= The request =
In the listing below, find every line with the string "Administrator" and pull it out.

= Dataset records =
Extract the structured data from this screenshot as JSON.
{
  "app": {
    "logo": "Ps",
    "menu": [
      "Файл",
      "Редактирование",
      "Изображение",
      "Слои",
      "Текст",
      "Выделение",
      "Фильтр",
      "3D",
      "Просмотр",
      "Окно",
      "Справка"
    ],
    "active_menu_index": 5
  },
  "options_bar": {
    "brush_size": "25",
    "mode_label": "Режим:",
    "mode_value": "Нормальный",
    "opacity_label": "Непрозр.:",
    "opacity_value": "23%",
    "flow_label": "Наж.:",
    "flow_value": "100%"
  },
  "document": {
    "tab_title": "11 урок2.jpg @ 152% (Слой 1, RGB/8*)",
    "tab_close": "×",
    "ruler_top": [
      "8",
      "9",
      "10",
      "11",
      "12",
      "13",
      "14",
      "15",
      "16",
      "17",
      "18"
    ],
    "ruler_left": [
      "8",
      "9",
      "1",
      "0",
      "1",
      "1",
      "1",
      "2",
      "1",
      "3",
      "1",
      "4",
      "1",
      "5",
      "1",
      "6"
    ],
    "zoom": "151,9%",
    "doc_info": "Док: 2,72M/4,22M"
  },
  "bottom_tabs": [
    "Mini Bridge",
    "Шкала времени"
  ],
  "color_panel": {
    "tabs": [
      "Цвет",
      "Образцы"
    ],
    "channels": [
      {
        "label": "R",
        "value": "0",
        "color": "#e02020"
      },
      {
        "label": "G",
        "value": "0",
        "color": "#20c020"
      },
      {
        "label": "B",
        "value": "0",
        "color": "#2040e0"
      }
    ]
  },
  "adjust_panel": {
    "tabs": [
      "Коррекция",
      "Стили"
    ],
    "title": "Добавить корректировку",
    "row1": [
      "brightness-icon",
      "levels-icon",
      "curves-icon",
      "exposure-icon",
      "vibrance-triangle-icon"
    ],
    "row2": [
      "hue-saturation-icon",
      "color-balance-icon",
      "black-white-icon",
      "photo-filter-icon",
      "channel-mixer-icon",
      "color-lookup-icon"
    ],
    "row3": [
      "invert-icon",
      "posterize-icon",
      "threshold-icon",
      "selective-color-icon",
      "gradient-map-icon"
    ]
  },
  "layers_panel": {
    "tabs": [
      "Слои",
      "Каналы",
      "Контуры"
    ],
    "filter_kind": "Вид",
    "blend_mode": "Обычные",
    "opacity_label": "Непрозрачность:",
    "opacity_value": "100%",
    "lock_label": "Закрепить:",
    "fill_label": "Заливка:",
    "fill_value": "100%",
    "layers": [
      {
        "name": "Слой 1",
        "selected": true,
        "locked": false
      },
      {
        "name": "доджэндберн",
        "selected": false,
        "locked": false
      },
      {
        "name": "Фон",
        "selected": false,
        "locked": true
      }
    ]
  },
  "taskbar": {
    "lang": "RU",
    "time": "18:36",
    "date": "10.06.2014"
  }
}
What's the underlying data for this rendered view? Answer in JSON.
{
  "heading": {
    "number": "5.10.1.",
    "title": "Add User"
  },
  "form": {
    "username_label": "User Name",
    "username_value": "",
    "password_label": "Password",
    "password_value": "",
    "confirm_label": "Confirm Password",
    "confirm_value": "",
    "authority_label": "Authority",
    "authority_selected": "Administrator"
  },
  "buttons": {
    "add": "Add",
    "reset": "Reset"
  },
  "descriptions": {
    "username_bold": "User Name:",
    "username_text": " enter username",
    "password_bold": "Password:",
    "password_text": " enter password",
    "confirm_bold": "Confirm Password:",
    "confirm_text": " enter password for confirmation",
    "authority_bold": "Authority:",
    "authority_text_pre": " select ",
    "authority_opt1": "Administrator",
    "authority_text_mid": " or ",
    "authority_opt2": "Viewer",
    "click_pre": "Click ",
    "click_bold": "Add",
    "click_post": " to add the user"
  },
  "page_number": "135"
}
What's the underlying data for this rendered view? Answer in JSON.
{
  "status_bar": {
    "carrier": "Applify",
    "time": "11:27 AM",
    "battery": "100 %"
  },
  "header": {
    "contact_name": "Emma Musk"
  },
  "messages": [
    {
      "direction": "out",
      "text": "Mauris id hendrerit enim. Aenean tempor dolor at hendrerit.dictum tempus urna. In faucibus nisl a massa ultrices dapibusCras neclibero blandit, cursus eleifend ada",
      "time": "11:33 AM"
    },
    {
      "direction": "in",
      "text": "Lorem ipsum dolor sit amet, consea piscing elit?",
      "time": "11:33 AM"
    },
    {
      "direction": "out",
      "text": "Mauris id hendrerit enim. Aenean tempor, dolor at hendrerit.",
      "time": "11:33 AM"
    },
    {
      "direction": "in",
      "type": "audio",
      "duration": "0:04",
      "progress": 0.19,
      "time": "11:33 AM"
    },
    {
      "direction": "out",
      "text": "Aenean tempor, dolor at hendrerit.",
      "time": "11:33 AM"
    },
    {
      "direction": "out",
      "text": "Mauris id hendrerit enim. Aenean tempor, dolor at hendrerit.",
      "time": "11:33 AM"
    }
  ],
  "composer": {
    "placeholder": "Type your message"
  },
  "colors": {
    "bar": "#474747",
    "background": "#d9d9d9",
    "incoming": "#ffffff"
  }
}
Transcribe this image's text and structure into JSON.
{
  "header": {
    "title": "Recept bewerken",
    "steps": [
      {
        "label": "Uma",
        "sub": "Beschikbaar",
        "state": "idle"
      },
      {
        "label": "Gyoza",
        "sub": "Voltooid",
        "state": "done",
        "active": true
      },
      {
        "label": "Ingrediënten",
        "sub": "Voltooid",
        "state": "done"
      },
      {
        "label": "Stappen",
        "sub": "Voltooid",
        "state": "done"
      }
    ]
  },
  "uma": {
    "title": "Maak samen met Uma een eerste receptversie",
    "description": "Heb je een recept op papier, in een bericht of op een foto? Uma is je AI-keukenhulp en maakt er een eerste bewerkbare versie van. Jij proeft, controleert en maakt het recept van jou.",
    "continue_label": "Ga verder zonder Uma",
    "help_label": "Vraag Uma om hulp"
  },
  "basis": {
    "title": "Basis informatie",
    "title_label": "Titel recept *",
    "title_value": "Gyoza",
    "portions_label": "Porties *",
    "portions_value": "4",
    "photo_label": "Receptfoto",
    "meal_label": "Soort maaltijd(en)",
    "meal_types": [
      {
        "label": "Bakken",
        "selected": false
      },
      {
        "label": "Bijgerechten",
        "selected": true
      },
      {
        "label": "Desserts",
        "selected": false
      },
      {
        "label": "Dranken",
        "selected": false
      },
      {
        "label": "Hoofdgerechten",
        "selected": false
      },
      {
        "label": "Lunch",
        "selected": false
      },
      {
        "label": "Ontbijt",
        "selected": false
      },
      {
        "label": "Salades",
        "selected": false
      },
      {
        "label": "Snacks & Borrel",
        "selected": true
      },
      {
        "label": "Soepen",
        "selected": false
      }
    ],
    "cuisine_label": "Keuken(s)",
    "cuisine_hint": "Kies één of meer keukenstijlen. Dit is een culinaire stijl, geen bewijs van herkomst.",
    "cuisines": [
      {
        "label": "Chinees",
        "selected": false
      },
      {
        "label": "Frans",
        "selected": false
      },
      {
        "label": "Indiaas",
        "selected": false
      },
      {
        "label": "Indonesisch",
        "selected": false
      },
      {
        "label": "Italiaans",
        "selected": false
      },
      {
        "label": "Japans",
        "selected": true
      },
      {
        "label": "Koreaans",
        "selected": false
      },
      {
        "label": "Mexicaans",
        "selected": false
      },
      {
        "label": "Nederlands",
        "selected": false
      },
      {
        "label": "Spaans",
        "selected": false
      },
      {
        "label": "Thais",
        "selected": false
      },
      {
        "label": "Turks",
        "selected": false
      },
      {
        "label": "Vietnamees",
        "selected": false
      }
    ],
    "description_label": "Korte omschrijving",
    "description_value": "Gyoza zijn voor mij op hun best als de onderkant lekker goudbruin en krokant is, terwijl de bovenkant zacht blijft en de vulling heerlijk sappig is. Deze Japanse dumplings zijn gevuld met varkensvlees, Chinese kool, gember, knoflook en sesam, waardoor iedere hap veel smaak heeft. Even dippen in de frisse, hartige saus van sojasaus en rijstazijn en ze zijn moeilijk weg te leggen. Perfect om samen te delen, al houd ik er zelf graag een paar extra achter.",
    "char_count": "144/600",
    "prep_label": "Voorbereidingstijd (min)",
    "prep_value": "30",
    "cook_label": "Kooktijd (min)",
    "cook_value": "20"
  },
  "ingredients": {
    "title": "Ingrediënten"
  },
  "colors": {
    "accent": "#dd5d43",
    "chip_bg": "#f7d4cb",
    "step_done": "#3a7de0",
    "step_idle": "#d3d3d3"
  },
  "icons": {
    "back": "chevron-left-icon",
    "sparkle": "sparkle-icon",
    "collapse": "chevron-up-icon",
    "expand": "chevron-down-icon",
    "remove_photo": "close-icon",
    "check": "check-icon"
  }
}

= The output =
    "authority_selected": "Administrator"
    "authority_opt1": "Administrator",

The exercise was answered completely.